Dès le départ, l’idée était de créer une base de données. Microsoft se fichait de savoir quel type d’informations elle contiendrait, il fallait juste qu’elle soit énorme. La plus grosse du monde, en fait, à même de tester les capacités des produits SQL de Microsoft.

« On nous avait demandé de plancher sur une base de données extrêmement vaste, pour tester de nouveaux produits. Il s’est avéré que trouver un téraoctet de données qui soit à la fois intéressant et concret, tout en ayant l’autorisation légale de le distribuer, était un défi conséquent », raconte Barclay.

Selon un article de USA Today daté du 22 juin 1998,le but initial de Terraserver était de lister chaque transaction réalisée dans l’histoire de la Bourse de New York et de la rendre trouvable par n’importe qui. Mais au final, ça ne faisait qu’un demi-téraoctet de données. Microsoft avait besoin de quelque chose de plus gros.

En 1997, l’agence de géologie américaine était en train de publier sur Internet des photos satellite et autres images aériennes issues de ses archives. Hedy Rossmeisl, de l’agence, rencontra alors Jim Gray, l’une des têtes pensantes de Microsoft, et les deux hommes se lancèrent dans un brainstorming. Ne serait-il pas intéressant, voire utile, que quelqu’un fasse en sorte que l’on puisse rechercher ces images satellites sur Internet ?

Terraserver tel qu’il se présentait à son lancement. Image: Tom Barclay

Le timing était presque parfait. La Guerre Froide était terminée, ce qui signifiait que les images satellite étaient déclassifiées ; on était avant le 11 septembre, et personne ne s’inquiétait encore du terrorisme ; et puis, bon, la plupart des gens débarquaient à peine sur Internet.

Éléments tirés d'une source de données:
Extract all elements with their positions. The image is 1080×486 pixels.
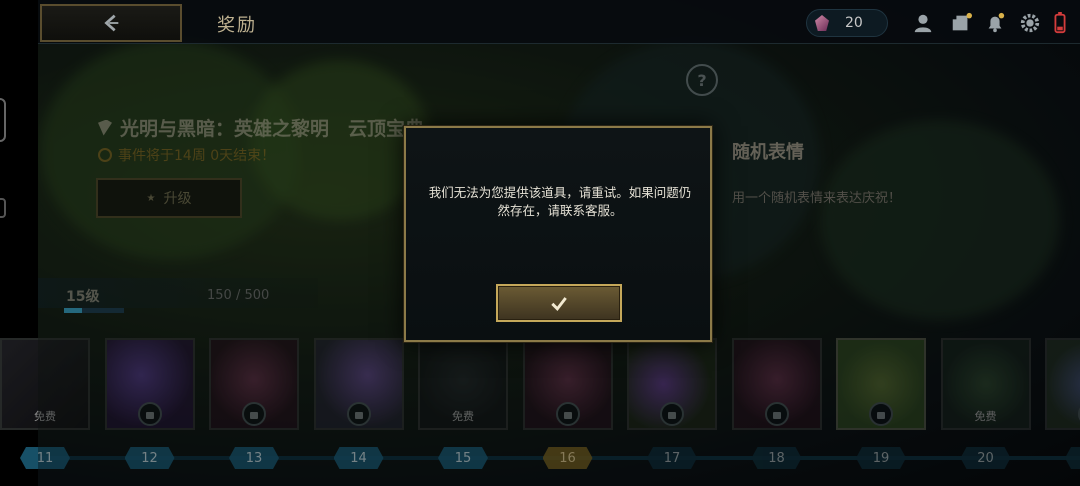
profile-icon [914,14,932,33]
checkmark-icon [551,297,567,312]
confirm-button[interactable] [496,284,622,322]
currency-display[interactable]: 20 [806,9,888,37]
back-button[interactable] [40,4,182,42]
battery-indicator [1050,10,1070,36]
notifications-button[interactable] [982,10,1008,36]
page-title: 奖励 [217,15,257,36]
gear-icon [1020,13,1040,33]
error-dialog: 我们无法为您提供该道具，请重试。如果问题仍然存在，请联系客服。 [404,126,712,342]
currency-amount: 20 [845,15,863,31]
error-message: 我们无法为您提供该道具，请重试。如果问题仍然存在，请联系客服。 [428,185,692,218]
edge-handle [0,98,6,142]
settings-button[interactable] [1017,10,1043,36]
back-arrow-icon [104,14,119,32]
battery-icon [1054,12,1066,34]
gem-icon [815,15,829,31]
edge-handle [0,198,6,218]
store-button[interactable] [948,10,974,36]
store-icon [952,12,972,31]
bell-icon [988,12,1005,33]
game-screen: 奖励 20 光明与黑暗：英雄之黎明 云顶宝典 事件将于14周 0天结束！ ★ 升… [0,0,1080,486]
profile-button[interactable] [910,10,936,36]
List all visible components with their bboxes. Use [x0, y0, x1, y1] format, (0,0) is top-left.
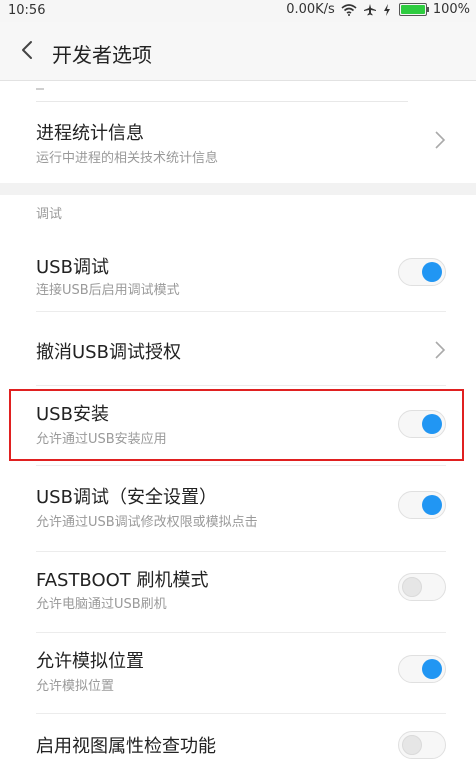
status-time: 10:56 [8, 3, 46, 18]
title-bar: 开发者选项 [0, 22, 476, 81]
airplane-icon [363, 3, 376, 15]
item-subtitle: 允许通过USB调试修改权限或模拟点击 [36, 515, 258, 530]
item-subtitle: 运行中进程的相关技术统计信息 [36, 151, 219, 166]
chevron-right-icon [435, 341, 446, 359]
list-item-revoke-usb-auth[interactable]: 撤消USB调试授权 [0, 312, 476, 385]
list-item-fastboot[interactable]: FASTBOOT 刷机模式 允许电脑通过USB刷机 [0, 552, 476, 632]
status-icons: 0.00K/s 100% [286, 2, 470, 17]
view-attribute-toggle[interactable] [398, 731, 446, 759]
item-title: 撤消USB调试授权 [36, 342, 181, 363]
item-subtitle: 允许电脑通过USB刷机 [36, 597, 167, 612]
item-title: 允许模拟位置 [36, 651, 144, 672]
item-title: USB调试 [36, 257, 109, 278]
section-gap [0, 183, 476, 195]
charging-icon [383, 3, 390, 16]
previous-item-sliver [0, 81, 476, 102]
item-title: FASTBOOT 刷机模式 [36, 570, 209, 591]
item-subtitle: 连接USB后启用调试模式 [36, 283, 180, 298]
fastboot-toggle[interactable] [398, 573, 446, 601]
usb-debug-security-toggle[interactable] [398, 491, 446, 519]
item-title: 启用视图属性检查功能 [36, 736, 216, 757]
highlight-box [9, 389, 464, 461]
usb-debugging-toggle[interactable] [398, 258, 446, 286]
wifi-icon [341, 3, 357, 16]
list-item-usb-debug-security[interactable]: USB调试（安全设置） 允许通过USB调试修改权限或模拟点击 [0, 471, 476, 551]
back-arrow-icon[interactable] [18, 40, 38, 60]
page-title: 开发者选项 [52, 43, 152, 67]
item-subtitle: 允许模拟位置 [36, 679, 115, 694]
list-item-view-attribute-inspection[interactable]: 启用视图属性检查功能 [0, 714, 476, 762]
status-bar: 10:56 0.00K/s 100% [0, 0, 476, 22]
list-item-mock-location[interactable]: 允许模拟位置 允许模拟位置 [0, 633, 476, 713]
mock-location-toggle[interactable] [398, 655, 446, 683]
item-title: USB调试（安全设置） [36, 487, 217, 508]
net-speed: 0.00K/s [286, 2, 335, 17]
section-label-debug: 调试 [36, 207, 63, 222]
battery-icon [398, 3, 429, 16]
battery-percent: 100% [432, 2, 470, 17]
list-item-usb-debugging[interactable]: USB调试 连接USB后启用调试模式 [0, 231, 476, 311]
battery-fill [400, 5, 425, 14]
chevron-right-icon [435, 131, 446, 149]
list-item-process-stats[interactable]: 进程统计信息 运行中进程的相关技术统计信息 [0, 101, 476, 183]
item-title: 进程统计信息 [36, 123, 144, 144]
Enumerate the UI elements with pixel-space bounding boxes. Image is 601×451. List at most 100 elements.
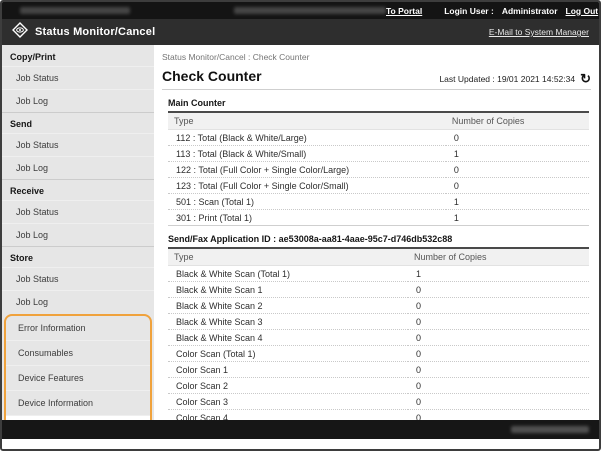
sidebar-section-label: Send bbox=[2, 112, 154, 133]
main-counter-section: Main Counter Type Number of Copies 112 :… bbox=[168, 98, 589, 226]
sidebar-item-copyprint-job-log[interactable]: Job Log bbox=[2, 89, 154, 112]
sendfax-counter-table: Type Number of Copies Black & White Scan… bbox=[168, 249, 589, 420]
table-row: Color Scan 40 bbox=[168, 410, 589, 421]
copies-cell: 0 bbox=[408, 314, 589, 330]
copies-cell: 0 bbox=[408, 394, 589, 410]
sidebar-item-receive-job-log[interactable]: Job Log bbox=[2, 223, 154, 246]
table-row: 112 : Total (Black & White/Large)0 bbox=[168, 130, 589, 146]
sidebar-item-error-information[interactable]: Error Information bbox=[6, 316, 150, 340]
sidebar-section-copy-print: Copy/Print Job Status Job Log bbox=[2, 46, 154, 112]
type-cell: Black & White Scan 3 bbox=[168, 314, 408, 330]
main-counter-heading: Main Counter bbox=[168, 98, 589, 113]
breadcrumb: Status Monitor/Cancel : Check Counter bbox=[162, 52, 591, 62]
sidebar-section-label: Store bbox=[2, 246, 154, 267]
type-cell: Color Scan 4 bbox=[168, 410, 408, 421]
page-title: Check Counter bbox=[162, 68, 262, 84]
sidebar: Copy/Print Job Status Job Log Send Job S… bbox=[2, 45, 154, 420]
bottom-strip bbox=[2, 439, 599, 449]
main-counter-table: Type Number of Copies 112 : Total (Black… bbox=[168, 113, 589, 226]
sidebar-section-send: Send Job Status Job Log bbox=[2, 112, 154, 179]
sidebar-item-device-information[interactable]: Device Information bbox=[6, 390, 150, 415]
device-identity bbox=[2, 7, 386, 14]
type-cell: Black & White Scan (Total 1) bbox=[168, 266, 408, 282]
sidebar-item-consumables[interactable]: Consumables bbox=[6, 340, 150, 365]
login-user-label: Login User : bbox=[444, 6, 494, 16]
main-content: Status Monitor/Cancel : Check Counter Ch… bbox=[154, 45, 599, 420]
table-row: Black & White Scan 30 bbox=[168, 314, 589, 330]
log-out-link[interactable]: Log Out bbox=[566, 6, 599, 16]
copies-cell: 0 bbox=[408, 298, 589, 314]
type-cell: Black & White Scan 2 bbox=[168, 298, 408, 314]
table-row: Color Scan (Total 1)0 bbox=[168, 346, 589, 362]
table-row: 123 : Total (Full Color + Single Color/S… bbox=[168, 178, 589, 194]
device-model-redacted bbox=[234, 7, 386, 14]
sidebar-item-copyprint-job-status[interactable]: Job Status bbox=[2, 66, 154, 89]
type-cell: 122 : Total (Full Color + Single Color/L… bbox=[168, 162, 446, 178]
sidebar-item-store-job-status[interactable]: Job Status bbox=[2, 267, 154, 290]
table-row: 113 : Total (Black & White/Small)1 bbox=[168, 146, 589, 162]
copies-cell: 0 bbox=[408, 330, 589, 346]
type-cell: 123 : Total (Full Color + Single Color/S… bbox=[168, 178, 446, 194]
app-title-text: Status Monitor/Cancel bbox=[35, 26, 155, 38]
sidebar-section-label: Receive bbox=[2, 179, 154, 200]
copies-cell: 0 bbox=[408, 282, 589, 298]
top-bar: To Portal Login User : Administrator Log… bbox=[2, 2, 599, 19]
sidebar-item-store-job-log[interactable]: Job Log bbox=[2, 290, 154, 313]
copyright-redacted bbox=[511, 426, 589, 433]
sidebar-item-send-job-status[interactable]: Job Status bbox=[2, 133, 154, 156]
top-bar-links: To Portal Login User : Administrator Log… bbox=[386, 6, 601, 16]
last-updated-text: Last Updated : 19/01 2021 14:52:34 bbox=[439, 74, 575, 84]
type-cell: 301 : Print (Total 1) bbox=[168, 210, 446, 226]
table-row: Color Scan 30 bbox=[168, 394, 589, 410]
type-cell: 501 : Scan (Total 1) bbox=[168, 194, 446, 210]
copies-cell: 0 bbox=[408, 362, 589, 378]
table-row: Black & White Scan 20 bbox=[168, 298, 589, 314]
footer-bar bbox=[2, 420, 599, 439]
sidebar-item-device-features[interactable]: Device Features bbox=[6, 365, 150, 390]
to-portal-link[interactable]: To Portal bbox=[386, 6, 422, 16]
login-user-value: Administrator bbox=[502, 6, 558, 16]
table-row: Color Scan 10 bbox=[168, 362, 589, 378]
sendfax-counter-section: Send/Fax Application ID : ae53008a-aa81-… bbox=[168, 234, 589, 420]
copies-cell: 1 bbox=[408, 266, 589, 282]
table-row: Color Scan 20 bbox=[168, 378, 589, 394]
copies-cell: 0 bbox=[408, 346, 589, 362]
type-cell: 112 : Total (Black & White/Large) bbox=[168, 130, 446, 146]
table-row: Black & White Scan (Total 1)1 bbox=[168, 266, 589, 282]
type-cell: Black & White Scan 1 bbox=[168, 282, 408, 298]
sidebar-section-store: Store Job Status Job Log bbox=[2, 246, 154, 313]
email-system-manager-link[interactable]: E-Mail to System Manager bbox=[489, 27, 589, 37]
type-cell: Color Scan 3 bbox=[168, 394, 408, 410]
table-row: 122 : Total (Full Color + Single Color/L… bbox=[168, 162, 589, 178]
sidebar-item-send-job-log[interactable]: Job Log bbox=[2, 156, 154, 179]
sidebar-item-receive-job-status[interactable]: Job Status bbox=[2, 200, 154, 223]
app-title: Status Monitor/Cancel bbox=[2, 22, 489, 43]
table-row: Black & White Scan 10 bbox=[168, 282, 589, 298]
title-divider bbox=[162, 89, 591, 90]
sidebar-section-receive: Receive Job Status Job Log bbox=[2, 179, 154, 246]
sidebar-section-label: Copy/Print bbox=[2, 46, 154, 66]
column-header-copies: Number of Copies bbox=[446, 113, 589, 130]
type-cell: Color Scan (Total 1) bbox=[168, 346, 408, 362]
app-bar: Status Monitor/Cancel E-Mail to System M… bbox=[2, 19, 599, 45]
column-header-copies: Number of Copies bbox=[408, 249, 589, 266]
copies-cell: 0 bbox=[408, 410, 589, 421]
type-cell: Black & White Scan 4 bbox=[168, 330, 408, 346]
copies-cell: 0 bbox=[446, 130, 589, 146]
type-cell: 113 : Total (Black & White/Small) bbox=[168, 146, 446, 162]
device-name-redacted bbox=[20, 7, 130, 14]
type-cell: Color Scan 1 bbox=[168, 362, 408, 378]
table-row: Black & White Scan 40 bbox=[168, 330, 589, 346]
status-monitor-icon bbox=[12, 22, 28, 43]
refresh-icon[interactable]: ↻ bbox=[580, 74, 591, 84]
type-cell: Color Scan 2 bbox=[168, 378, 408, 394]
copies-cell: 1 bbox=[446, 210, 589, 226]
column-header-type: Type bbox=[168, 113, 446, 130]
copies-cell: 0 bbox=[446, 162, 589, 178]
copies-cell: 1 bbox=[446, 194, 589, 210]
copies-cell: 0 bbox=[446, 178, 589, 194]
column-header-type: Type bbox=[168, 249, 408, 266]
copies-cell: 1 bbox=[446, 146, 589, 162]
copies-cell: 0 bbox=[408, 378, 589, 394]
remote-ui-window: To Portal Login User : Administrator Log… bbox=[0, 0, 601, 451]
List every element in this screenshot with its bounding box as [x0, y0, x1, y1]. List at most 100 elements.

> **Consignes**
a) Relevez tous les noms de personnes cités dans le texte sur Terraserver.
b) Dans le texte sur Terraserver, recopiez le passage qui va de « Dès le départ, l’idée » jusqu'à « de plus gros. » inclus, en changeant « base de données » en « banque de données ».
Ces lignes ne servent à rien ici.

> **Corrigés**
a) Tom Barclay, Hedy Rossmeisl, Jim Gray

b)
Dès le départ, l’idée était de créer une banque de données. Microsoft se fichait de savoir quel type d’informations elle contiendrait, il fallait juste qu’elle soit énorme. La plus grosse du monde, en fait, à même de tester les capacités des produits SQL de Microsoft.

« On nous avait demandé de plancher sur une banque de données extrêmement vaste, pour tester de nouveaux produits. Il s’est avéré que trouver un téraoctet de données qui soit à la fois intéressant et concret, tout en ayant l’autorisation légale de le distribuer, était un défi conséquent », raconte Barclay.

Selon un article de USA Today daté du 22 juin 1998,le but initial de Terraserver était de lister chaque transaction réalisée dans l’histoire de la Bourse de New York et de la rendre trouvable par n’importe qui. Mais au final, ça ne faisait qu’un demi-téraoctet de données. Microsoft avait besoin de quelque chose de plus gros.